▶ **Text shown**:
■ ■ ■
Hubble's law or Lemaître's law is the name for the observation that:

  1. All objects observed in deep space have a doppler shift-measured velocity relative to Earth, and to each other;
  2. The doppler-shift-measured velocity of galaxies moving away from Earth, is proportional to their distance from the Earth and all other interstellar bodies.

In effect, the space-time volume of the observable universe is expanding and Hubble's law is the direct physical observation of this.[1] It is the basis for believing in the expansion of the universe and is evidence often cited in support of the Big Bang model.

Although widely attributed to Edwin Hubble, the law was first derived from the General Relativity equations by Georges Lemaître in a 1927 article. There he proposed that the Universe is expanding, and suggested a value for the rate of expansion, now called the Hubble constant.[2][3][4][5][6] Two years later Edwin Hubble confirmed the existence of that law and determined a more accurate value for the constant that now bears his name.[7] The recession velocity of the objects was inferred from their redshifts, many measured earlier by Vesto Slipher in 1917 and related to velocity by him.[8]

The law is often expressed by the equation v = H0D, with H0 the constant of proportionality (the Hubble constant) between the "proper distance" D to a galaxy and its velocity v (see Uses of the proper distance). H0 is usually quoted in (km/s)/Mpc, which gives the speed in km/s of a galaxy 1 megaparsec (3.09×1019 km) away. The reciprocal of H0 is the Hubble time.
■ ■ ■
▶ **Records shown**:
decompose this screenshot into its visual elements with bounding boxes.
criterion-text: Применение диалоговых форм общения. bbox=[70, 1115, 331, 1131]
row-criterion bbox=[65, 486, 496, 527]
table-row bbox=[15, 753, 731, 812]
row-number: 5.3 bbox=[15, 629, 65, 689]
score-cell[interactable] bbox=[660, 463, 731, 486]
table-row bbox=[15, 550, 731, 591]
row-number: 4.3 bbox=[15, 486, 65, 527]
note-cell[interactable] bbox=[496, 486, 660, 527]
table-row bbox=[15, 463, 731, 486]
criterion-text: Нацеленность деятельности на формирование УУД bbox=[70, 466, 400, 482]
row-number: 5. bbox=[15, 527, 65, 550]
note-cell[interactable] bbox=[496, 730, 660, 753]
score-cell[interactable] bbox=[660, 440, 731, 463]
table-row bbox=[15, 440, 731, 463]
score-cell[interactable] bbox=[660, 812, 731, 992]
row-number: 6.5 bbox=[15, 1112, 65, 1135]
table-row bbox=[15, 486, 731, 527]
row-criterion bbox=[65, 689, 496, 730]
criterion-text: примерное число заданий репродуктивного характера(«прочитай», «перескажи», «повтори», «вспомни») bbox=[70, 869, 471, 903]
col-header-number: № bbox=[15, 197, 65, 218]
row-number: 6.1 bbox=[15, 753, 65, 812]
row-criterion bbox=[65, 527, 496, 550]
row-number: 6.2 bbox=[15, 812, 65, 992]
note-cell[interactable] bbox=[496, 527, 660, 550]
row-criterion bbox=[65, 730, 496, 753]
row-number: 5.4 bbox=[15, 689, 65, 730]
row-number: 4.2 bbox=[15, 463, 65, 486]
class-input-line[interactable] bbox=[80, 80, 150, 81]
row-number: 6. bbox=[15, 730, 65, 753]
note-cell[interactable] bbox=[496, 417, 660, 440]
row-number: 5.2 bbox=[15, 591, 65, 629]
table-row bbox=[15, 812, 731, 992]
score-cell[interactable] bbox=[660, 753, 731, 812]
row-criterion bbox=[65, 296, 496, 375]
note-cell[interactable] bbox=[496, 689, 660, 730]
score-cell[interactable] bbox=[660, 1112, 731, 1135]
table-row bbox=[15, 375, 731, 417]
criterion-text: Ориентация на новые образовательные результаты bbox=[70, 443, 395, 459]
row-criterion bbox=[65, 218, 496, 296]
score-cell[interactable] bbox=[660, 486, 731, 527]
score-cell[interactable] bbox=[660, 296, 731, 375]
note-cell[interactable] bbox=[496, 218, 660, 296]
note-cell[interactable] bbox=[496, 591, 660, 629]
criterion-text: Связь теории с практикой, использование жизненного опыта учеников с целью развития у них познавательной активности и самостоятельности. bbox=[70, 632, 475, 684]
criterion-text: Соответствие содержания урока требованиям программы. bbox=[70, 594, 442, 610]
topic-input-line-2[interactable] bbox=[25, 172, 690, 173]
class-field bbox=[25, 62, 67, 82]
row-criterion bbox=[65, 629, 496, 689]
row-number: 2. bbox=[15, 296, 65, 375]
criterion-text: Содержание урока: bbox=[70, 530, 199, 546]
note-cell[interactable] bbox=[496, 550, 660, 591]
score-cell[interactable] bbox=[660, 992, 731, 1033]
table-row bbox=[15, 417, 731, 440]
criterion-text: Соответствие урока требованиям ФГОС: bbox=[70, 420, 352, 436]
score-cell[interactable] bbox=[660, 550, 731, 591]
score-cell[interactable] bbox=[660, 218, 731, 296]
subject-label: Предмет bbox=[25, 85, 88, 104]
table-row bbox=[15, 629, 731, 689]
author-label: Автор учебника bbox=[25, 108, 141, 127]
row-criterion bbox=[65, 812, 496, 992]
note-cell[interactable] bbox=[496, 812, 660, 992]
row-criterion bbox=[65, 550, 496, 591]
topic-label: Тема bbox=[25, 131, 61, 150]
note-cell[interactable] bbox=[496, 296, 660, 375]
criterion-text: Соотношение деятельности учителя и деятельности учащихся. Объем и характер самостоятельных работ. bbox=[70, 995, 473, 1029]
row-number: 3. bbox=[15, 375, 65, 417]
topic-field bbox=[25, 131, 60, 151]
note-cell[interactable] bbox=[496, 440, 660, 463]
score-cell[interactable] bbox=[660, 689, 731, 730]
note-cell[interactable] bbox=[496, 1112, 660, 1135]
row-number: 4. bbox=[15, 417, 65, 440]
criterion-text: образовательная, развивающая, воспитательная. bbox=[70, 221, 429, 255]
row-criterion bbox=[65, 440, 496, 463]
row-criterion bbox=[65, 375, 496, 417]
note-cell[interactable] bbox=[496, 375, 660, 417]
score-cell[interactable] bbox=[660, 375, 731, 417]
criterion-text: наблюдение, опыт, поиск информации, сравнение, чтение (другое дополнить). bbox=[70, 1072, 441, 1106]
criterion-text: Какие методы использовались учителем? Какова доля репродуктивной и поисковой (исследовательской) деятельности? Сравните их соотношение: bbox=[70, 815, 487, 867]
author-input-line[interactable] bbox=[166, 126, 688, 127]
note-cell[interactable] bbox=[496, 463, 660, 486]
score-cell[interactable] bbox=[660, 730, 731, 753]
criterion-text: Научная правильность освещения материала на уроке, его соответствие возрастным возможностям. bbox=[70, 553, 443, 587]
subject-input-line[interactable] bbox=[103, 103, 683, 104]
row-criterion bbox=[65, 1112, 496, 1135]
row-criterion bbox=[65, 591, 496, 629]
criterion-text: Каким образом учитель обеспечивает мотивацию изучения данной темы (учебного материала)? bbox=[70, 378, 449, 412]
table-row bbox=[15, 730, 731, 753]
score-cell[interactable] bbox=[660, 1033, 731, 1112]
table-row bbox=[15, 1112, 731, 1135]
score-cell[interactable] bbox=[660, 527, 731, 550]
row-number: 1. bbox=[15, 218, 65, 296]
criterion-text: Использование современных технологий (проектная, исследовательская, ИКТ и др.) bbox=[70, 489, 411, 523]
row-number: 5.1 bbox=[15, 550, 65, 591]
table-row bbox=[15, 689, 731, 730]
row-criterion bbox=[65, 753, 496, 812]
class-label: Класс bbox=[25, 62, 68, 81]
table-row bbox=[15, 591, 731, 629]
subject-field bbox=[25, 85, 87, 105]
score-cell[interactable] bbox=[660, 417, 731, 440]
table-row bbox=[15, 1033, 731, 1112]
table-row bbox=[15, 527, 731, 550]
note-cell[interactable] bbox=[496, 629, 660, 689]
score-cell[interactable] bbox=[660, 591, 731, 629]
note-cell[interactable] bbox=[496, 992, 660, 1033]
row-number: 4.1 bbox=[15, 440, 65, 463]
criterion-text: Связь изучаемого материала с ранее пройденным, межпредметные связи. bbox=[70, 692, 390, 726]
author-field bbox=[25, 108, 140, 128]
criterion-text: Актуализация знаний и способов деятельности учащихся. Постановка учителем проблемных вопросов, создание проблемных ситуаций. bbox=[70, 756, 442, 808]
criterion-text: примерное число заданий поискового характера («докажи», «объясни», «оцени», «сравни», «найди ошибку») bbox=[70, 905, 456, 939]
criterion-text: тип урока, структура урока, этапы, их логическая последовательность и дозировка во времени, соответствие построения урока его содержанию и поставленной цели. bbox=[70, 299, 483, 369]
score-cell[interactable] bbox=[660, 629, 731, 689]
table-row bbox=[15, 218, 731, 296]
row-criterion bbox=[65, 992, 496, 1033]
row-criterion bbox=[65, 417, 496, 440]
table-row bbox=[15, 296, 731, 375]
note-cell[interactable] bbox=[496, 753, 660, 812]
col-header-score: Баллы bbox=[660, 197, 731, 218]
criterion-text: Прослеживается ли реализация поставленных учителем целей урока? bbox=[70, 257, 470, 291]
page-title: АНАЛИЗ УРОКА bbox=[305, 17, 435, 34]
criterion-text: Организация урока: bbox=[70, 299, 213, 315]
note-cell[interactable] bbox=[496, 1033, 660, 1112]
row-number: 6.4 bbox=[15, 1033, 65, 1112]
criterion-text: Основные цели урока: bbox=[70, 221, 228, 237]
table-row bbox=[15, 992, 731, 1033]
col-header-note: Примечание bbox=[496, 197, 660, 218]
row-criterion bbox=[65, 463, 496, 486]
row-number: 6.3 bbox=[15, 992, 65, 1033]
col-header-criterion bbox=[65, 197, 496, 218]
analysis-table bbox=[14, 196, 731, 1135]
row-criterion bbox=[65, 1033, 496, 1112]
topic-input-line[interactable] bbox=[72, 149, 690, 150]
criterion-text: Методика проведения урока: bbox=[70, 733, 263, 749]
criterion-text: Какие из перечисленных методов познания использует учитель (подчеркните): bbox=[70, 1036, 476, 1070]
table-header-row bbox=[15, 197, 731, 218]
■ ■ ■
▶ **What is expected**: In the text about Hubble's law, who first derived the law from the General Relativity equations, and in what year? The items have no connection to the text.

▶ **Solution**: Georges Lemaître, in a 1927 article.